EXERCISE 1: Retype the Olympic rowing passage word for word, from "Women's races were" to "the standard since.".
EXERCISE 2: Write what comes next in the Olympic rowing passage, picking up right after its last sentence.

DOCUMENT PASSAGE:
=== Begin Enclosure ===

Before 1912, it was raced over various distances: the course in Paris in 1900 was 1750m, in St. Louis in 1904 it was 3218m, and in London in 1908 it was 2414m. The 1908 and 1948 events were held over the Henley Royal Regatta course.

Women's races were raced over 1000m until 1988, when they were changed to 2000m.

Early Games featured match races between two or three boats, until the modern six boat side-by-side format was first adopted at the 1936 Olympic Games. With the exception of the 1952 Olympic Games (races between four or five boats), it has been the standard since.

=== End Enclosure ===

STORED DATA:
=== Begin Enclosure ===

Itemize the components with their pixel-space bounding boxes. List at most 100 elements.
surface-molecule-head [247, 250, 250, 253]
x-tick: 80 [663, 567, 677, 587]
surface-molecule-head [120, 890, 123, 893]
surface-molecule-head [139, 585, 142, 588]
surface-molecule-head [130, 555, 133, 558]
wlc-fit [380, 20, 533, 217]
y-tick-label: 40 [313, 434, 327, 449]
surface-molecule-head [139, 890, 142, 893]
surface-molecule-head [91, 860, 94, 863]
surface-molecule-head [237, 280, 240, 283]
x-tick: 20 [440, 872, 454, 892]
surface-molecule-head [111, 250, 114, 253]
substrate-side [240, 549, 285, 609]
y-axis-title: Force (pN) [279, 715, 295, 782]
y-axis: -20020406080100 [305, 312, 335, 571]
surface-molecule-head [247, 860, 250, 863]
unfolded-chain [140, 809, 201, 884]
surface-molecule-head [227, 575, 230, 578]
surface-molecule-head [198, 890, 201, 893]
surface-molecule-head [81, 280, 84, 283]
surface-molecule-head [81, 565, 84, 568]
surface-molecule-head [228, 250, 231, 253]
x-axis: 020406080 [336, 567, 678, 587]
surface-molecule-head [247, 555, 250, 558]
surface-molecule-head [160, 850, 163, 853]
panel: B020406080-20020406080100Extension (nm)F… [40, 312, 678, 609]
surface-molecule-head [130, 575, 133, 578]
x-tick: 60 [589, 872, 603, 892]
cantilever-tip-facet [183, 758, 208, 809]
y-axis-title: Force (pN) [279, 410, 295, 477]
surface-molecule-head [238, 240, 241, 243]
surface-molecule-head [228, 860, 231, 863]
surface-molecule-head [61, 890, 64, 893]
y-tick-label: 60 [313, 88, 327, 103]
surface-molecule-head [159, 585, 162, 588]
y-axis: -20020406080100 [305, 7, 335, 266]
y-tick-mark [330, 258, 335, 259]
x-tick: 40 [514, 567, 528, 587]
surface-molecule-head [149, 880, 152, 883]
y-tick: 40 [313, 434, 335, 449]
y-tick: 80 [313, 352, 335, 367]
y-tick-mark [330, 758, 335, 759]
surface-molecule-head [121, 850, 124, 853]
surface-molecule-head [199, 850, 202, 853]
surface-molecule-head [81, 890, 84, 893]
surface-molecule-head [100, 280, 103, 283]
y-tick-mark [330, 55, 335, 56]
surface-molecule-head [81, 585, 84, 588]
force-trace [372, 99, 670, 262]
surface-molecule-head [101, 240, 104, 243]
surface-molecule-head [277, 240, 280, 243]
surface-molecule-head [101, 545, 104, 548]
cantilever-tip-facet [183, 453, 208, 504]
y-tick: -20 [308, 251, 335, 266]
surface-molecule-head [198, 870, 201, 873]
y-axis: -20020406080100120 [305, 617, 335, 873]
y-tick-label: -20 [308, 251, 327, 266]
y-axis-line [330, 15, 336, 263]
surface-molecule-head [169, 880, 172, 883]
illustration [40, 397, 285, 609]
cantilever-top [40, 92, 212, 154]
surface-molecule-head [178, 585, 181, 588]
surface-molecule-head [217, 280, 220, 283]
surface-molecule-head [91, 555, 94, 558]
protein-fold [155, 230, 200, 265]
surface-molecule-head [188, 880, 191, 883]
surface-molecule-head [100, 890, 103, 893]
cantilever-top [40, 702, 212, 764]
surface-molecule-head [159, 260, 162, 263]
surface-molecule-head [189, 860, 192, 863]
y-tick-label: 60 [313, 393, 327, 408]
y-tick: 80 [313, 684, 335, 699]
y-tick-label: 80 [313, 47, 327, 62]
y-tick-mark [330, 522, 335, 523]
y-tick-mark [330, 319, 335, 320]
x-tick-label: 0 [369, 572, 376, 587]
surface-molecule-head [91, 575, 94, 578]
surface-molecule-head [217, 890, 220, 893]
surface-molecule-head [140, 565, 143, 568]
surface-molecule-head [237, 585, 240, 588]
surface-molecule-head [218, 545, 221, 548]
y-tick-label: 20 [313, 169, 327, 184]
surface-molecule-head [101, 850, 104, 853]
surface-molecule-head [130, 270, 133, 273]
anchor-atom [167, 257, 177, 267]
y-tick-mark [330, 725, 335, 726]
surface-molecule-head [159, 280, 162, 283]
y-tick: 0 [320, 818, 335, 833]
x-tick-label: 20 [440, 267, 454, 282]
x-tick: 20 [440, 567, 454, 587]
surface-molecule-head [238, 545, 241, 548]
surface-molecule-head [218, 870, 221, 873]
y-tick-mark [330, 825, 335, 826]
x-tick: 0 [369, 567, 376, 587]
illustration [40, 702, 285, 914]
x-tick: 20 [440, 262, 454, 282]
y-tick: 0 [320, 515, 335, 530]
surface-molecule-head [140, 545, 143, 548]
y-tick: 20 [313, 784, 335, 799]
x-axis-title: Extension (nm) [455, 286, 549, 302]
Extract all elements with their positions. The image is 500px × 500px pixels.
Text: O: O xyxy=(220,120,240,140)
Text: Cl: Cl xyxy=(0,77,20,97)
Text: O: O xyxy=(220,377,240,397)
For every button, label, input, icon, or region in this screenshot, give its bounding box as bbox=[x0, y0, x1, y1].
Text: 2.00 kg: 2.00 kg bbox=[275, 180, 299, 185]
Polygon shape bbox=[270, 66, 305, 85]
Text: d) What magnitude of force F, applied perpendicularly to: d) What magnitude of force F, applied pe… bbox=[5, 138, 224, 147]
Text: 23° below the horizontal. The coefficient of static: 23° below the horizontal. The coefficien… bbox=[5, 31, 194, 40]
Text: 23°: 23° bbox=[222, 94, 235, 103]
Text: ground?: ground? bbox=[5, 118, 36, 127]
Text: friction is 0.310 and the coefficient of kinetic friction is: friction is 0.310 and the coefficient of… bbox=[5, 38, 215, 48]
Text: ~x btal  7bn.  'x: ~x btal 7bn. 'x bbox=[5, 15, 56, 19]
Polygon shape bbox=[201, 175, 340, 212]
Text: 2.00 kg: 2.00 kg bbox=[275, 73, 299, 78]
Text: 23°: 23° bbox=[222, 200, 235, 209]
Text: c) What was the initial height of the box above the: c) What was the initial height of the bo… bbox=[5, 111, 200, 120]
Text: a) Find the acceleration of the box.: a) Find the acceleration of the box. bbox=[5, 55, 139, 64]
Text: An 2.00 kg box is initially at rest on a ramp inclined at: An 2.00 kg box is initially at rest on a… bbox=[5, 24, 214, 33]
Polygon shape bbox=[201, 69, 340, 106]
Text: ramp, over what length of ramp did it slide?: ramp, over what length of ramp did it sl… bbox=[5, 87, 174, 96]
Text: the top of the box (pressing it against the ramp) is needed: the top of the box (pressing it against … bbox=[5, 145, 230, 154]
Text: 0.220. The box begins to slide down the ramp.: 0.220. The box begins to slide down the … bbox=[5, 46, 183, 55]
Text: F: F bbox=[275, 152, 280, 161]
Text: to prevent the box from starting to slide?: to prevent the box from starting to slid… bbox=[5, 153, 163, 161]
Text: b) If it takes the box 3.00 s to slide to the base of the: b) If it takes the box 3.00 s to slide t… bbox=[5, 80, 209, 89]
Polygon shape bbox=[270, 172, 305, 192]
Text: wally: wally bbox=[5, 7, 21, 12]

=== End Enclosure ===

EXERCISE RESPONSE 1:
Women's races were raced over 1000m until 1988, when they were changed to 2000m.

Early Games featured match races between two or three boats, until the modern six boat side-by-side format was first adopted at the 1936 Olympic Games. With the exception of the 1952 Olympic Games (races between four or five boats), it has been the standard since.

EXERCISE RESPONSE 2:
==Qualification==
There is a limited number of crews permitted to race, so World Rowing holds qualification events in order to determine who competes at the Olympic Games. At the Olympic Games, each National Olympic Committee can only have one boat per event.

The main qualification comes from the previous year's World Rowing Championships. Other qualifying events are called "Continental Qualification Regattas", of which four are held during the year preceding the games - Asia, Africa, Latin America, and Final (open to everyone else). Each year FISA issues details of how many crews qualify at each regatta.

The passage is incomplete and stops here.